** Start of SUPPLIED RECORDS **

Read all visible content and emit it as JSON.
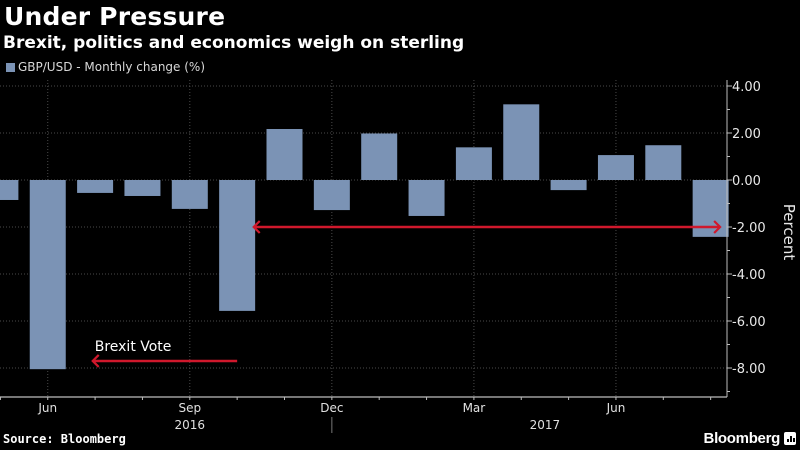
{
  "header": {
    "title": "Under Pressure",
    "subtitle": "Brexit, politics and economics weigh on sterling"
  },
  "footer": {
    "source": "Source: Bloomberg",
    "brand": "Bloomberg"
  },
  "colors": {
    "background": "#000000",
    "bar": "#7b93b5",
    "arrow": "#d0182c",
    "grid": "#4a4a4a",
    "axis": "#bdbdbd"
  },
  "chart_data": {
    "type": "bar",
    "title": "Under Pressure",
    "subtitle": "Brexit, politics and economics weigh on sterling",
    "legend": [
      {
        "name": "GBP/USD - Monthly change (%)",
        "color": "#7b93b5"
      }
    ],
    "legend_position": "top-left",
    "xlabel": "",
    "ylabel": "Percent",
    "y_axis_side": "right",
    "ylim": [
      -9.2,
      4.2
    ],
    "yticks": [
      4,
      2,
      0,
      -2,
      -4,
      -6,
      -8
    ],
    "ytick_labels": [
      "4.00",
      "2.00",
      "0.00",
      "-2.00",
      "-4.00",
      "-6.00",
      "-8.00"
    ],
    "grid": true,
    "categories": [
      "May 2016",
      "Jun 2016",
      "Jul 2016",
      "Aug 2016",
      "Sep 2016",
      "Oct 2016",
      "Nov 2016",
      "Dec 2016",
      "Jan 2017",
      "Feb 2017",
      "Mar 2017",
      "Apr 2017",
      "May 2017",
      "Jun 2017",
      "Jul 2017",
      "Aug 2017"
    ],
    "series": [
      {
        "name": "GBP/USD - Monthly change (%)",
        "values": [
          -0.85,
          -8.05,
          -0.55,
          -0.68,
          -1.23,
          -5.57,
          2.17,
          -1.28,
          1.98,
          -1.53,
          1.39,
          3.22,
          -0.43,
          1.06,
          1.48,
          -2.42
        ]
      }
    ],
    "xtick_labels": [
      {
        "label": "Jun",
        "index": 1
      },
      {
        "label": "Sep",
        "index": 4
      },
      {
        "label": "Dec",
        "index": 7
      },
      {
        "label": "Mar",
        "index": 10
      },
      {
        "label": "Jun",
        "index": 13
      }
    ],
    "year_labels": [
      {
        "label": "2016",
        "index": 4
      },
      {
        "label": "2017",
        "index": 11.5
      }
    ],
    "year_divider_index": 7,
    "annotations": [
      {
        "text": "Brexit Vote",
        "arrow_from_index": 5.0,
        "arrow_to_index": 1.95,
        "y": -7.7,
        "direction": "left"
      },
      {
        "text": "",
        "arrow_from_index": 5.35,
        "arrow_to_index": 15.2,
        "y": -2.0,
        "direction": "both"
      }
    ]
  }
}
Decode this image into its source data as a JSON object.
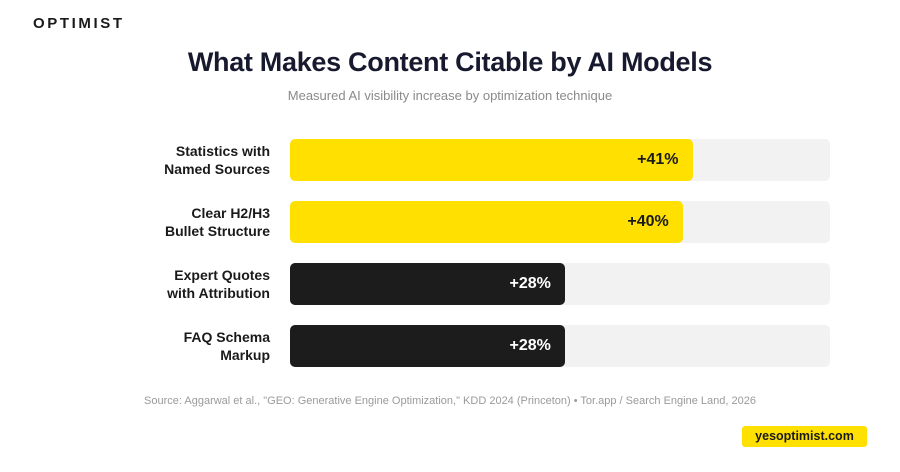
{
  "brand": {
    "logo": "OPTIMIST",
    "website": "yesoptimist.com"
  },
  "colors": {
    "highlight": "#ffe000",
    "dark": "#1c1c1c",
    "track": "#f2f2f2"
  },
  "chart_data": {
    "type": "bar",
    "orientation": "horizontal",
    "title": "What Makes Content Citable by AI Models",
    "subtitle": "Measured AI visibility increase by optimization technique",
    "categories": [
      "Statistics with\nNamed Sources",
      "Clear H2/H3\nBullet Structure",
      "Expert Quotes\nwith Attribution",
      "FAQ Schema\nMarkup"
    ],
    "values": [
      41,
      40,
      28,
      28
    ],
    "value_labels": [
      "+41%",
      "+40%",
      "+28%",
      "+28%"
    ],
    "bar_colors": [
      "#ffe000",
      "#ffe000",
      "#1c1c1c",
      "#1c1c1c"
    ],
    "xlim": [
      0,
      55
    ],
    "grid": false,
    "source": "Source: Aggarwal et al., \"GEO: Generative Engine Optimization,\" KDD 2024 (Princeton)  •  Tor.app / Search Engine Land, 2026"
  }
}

** End of SUPPLIED RECORDS **

• [PROBLEM TO WORK ON]:
Reproduce every entry word for word, but skip any pictures.

• [COMPLETED TASK]:
Read all visible content and emit it as JSON.
{
  "header": {
    "title": "Under Pressure",
    "subtitle": "Brexit, politics and economics weigh on sterling"
  },
  "footer": {
    "source": "Source: Bloomberg",
    "brand": "Bloomberg"
  },
  "colors": {
    "background": "#000000",
    "bar": "#7b93b5",
    "arrow": "#d0182c",
    "grid": "#4a4a4a",
    "axis": "#bdbdbd"
  },
  "chart_data": {
    "type": "bar",
    "title": "Under Pressure",
    "subtitle": "Brexit, politics and economics weigh on sterling",
    "legend": [
      {
        "name": "GBP/USD - Monthly change (%)",
        "color": "#7b93b5"
      }
    ],
    "legend_position": "top-left",
    "xlabel": "",
    "ylabel": "Percent",
    "y_axis_side": "right",
    "ylim": [
      -9.2,
      4.2
    ],
    "yticks": [
      4,
      2,
      0,
      -2,
      -4,
      -6,
      -8
    ],
    "ytick_labels": [
      "4.00",
      "2.00",
      "0.00",
      "-2.00",
      "-4.00",
      "-6.00",
      "-8.00"
    ],
    "grid": true,
    "categories": [
      "May 2016",
      "Jun 2016",
      "Jul 2016",
      "Aug 2016",
      "Sep 2016",
      "Oct 2016",
      "Nov 2016",
      "Dec 2016",
      "Jan 2017",
      "Feb 2017",
      "Mar 2017",
      "Apr 2017",
      "May 2017",
      "Jun 2017",
      "Jul 2017",
      "Aug 2017"
    ],
    "series": [
      {
        "name": "GBP/USD - Monthly change (%)",
        "values": [
          -0.85,
          -8.05,
          -0.55,
          -0.68,
          -1.23,
          -5.57,
          2.17,
          -1.28,
          1.98,
          -1.53,
          1.39,
          3.22,
          -0.43,
          1.06,
          1.48,
          -2.42
        ]
      }
    ],
    "xtick_labels": [
      {
        "label": "Jun",
        "index": 1
      },
      {
        "label": "Sep",
        "index": 4
      },
      {
        "label": "Dec",
        "index": 7
      },
      {
        "label": "Mar",
        "index": 10
      },
      {
        "label": "Jun",
        "index": 13
      }
    ],
    "year_labels": [
      {
        "label": "2016",
        "index": 4
      },
      {
        "label": "2017",
        "index": 11.5
      }
    ],
    "year_divider_index": 7,
    "annotations": [
      {
        "text": "Brexit Vote",
        "arrow_from_index": 5.0,
        "arrow_to_index": 1.95,
        "y": -7.7,
        "direction": "left"
      },
      {
        "text": "",
        "arrow_from_index": 5.35,
        "arrow_to_index": 15.2,
        "y": -2.0,
        "direction": "both"
      }
    ]
  }
}
Decode this image into its source data as a JSON object.
{
  "brand": {
    "logo": "OPTIMIST",
    "website": "yesoptimist.com"
  },
  "colors": {
    "highlight": "#ffe000",
    "dark": "#1c1c1c",
    "track": "#f2f2f2"
  },
  "chart_data": {
    "type": "bar",
    "orientation": "horizontal",
    "title": "What Makes Content Citable by AI Models",
    "subtitle": "Measured AI visibility increase by optimization technique",
    "categories": [
      "Statistics with\nNamed Sources",
      "Clear H2/H3\nBullet Structure",
      "Expert Quotes\nwith Attribution",
      "FAQ Schema\nMarkup"
    ],
    "values": [
      41,
      40,
      28,
      28
    ],
    "value_labels": [
      "+41%",
      "+40%",
      "+28%",
      "+28%"
    ],
    "bar_colors": [
      "#ffe000",
      "#ffe000",
      "#1c1c1c",
      "#1c1c1c"
    ],
    "xlim": [
      0,
      55
    ],
    "grid": false,
    "source": "Source: Aggarwal et al., \"GEO: Generative Engine Optimization,\" KDD 2024 (Princeton)  •  Tor.app / Search Engine Land, 2026"
  }
}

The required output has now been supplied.